Copy each line below that contains "Figure".
======
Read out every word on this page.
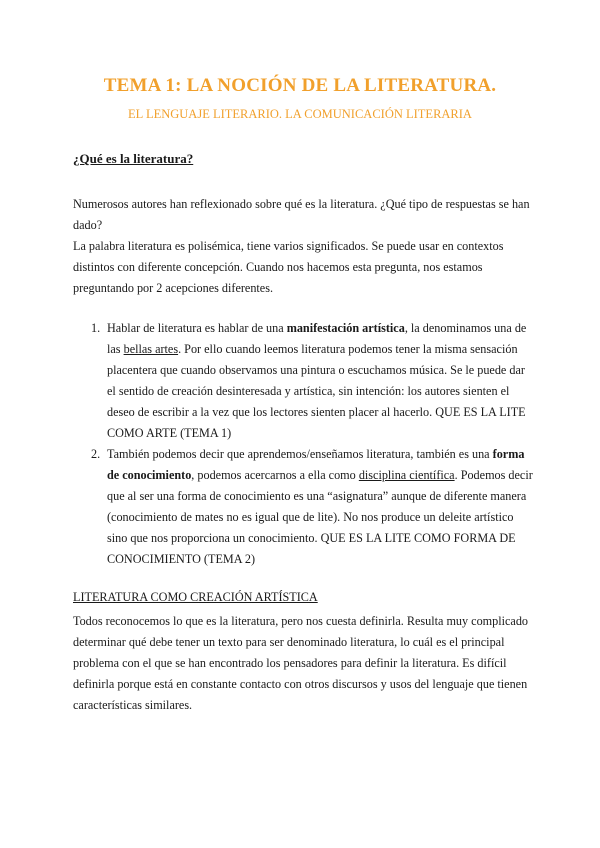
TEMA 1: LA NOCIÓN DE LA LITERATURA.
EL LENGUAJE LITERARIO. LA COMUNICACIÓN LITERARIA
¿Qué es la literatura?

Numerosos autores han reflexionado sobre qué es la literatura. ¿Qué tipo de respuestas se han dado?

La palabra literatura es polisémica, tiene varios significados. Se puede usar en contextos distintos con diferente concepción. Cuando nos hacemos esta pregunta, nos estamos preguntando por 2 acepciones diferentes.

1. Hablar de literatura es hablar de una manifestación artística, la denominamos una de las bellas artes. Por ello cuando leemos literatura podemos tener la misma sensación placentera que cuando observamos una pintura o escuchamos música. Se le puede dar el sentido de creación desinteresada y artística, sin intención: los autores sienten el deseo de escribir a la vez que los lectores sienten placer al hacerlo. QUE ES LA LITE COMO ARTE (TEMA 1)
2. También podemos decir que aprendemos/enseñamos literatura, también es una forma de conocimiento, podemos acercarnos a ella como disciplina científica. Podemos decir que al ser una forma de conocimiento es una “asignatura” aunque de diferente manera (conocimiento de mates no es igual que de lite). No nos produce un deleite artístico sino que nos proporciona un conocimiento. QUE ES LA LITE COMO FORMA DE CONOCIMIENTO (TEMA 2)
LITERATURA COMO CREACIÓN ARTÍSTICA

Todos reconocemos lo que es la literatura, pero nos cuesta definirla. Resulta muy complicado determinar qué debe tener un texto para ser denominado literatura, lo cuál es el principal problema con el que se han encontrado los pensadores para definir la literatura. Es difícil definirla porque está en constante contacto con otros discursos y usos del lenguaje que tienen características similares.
======
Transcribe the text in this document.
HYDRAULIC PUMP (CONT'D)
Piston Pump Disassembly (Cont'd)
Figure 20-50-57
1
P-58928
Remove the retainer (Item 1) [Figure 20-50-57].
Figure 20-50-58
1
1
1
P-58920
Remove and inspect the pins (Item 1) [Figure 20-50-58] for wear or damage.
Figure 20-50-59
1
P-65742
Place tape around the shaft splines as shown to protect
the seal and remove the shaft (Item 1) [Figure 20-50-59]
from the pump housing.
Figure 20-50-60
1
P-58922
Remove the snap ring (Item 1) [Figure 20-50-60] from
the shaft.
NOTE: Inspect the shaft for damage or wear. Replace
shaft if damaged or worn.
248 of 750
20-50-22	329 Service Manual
======
__Task output__:
Figure 20-50-57
Remove the retainer (Item 1) [Figure 20-50-57].
Figure 20-50-58
Remove and inspect the pins (Item 1) [Figure 20-50-58] for wear or damage.
Figure 20-50-59
the seal and remove the shaft (Item 1) [Figure 20-50-59]
Figure 20-50-60
Remove the snap ring (Item 1) [Figure 20-50-60] from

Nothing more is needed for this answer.